■ **Required task**: In the entries below, identify every line with the string "name" and copy it.

>> START

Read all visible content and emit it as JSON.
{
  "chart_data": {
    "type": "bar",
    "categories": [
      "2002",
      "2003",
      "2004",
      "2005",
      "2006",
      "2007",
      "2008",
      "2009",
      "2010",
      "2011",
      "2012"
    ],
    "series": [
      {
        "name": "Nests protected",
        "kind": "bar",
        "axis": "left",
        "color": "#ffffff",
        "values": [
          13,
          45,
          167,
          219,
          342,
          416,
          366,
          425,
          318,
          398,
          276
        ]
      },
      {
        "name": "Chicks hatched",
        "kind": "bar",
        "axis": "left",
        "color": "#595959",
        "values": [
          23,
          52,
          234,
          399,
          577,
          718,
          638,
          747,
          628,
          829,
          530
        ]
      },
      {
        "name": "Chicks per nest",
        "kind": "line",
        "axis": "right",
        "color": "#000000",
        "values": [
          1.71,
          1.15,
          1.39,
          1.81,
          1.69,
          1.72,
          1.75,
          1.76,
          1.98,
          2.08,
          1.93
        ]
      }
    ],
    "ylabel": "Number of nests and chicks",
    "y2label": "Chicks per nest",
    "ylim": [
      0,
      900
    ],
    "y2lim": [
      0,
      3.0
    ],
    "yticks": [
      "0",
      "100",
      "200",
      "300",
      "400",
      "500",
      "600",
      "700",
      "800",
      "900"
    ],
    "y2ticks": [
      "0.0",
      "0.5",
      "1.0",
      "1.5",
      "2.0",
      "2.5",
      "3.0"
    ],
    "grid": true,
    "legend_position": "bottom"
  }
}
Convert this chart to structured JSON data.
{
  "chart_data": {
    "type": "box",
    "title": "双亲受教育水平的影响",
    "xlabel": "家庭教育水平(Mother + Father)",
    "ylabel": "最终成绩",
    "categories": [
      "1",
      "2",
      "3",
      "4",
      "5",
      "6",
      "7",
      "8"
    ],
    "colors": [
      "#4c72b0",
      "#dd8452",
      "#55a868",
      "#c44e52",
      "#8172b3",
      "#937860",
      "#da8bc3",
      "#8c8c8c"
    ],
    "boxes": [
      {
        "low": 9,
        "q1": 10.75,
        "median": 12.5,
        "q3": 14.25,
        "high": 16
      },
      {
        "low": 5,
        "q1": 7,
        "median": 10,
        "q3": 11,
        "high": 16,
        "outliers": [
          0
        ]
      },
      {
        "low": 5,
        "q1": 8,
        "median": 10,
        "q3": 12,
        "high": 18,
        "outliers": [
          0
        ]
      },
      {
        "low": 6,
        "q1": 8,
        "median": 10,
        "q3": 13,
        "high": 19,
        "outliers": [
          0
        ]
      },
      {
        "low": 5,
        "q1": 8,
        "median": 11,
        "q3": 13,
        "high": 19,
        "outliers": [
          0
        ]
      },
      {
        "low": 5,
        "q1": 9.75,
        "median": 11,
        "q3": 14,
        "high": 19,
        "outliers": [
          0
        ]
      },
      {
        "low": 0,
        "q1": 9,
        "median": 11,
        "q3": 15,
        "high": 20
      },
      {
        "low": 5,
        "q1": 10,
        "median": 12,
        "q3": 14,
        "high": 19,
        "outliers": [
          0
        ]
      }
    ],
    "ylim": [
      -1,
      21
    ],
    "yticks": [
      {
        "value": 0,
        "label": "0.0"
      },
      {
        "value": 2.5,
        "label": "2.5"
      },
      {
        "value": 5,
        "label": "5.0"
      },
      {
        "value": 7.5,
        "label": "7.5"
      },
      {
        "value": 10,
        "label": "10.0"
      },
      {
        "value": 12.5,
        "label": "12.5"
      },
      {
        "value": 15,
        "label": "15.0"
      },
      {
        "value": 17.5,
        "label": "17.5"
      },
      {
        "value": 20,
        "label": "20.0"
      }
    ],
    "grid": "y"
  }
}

>> END

■ **Task output**:
        "name": "Nests protected",
        "name": "Chicks hatched",
        "name": "Chicks per nest",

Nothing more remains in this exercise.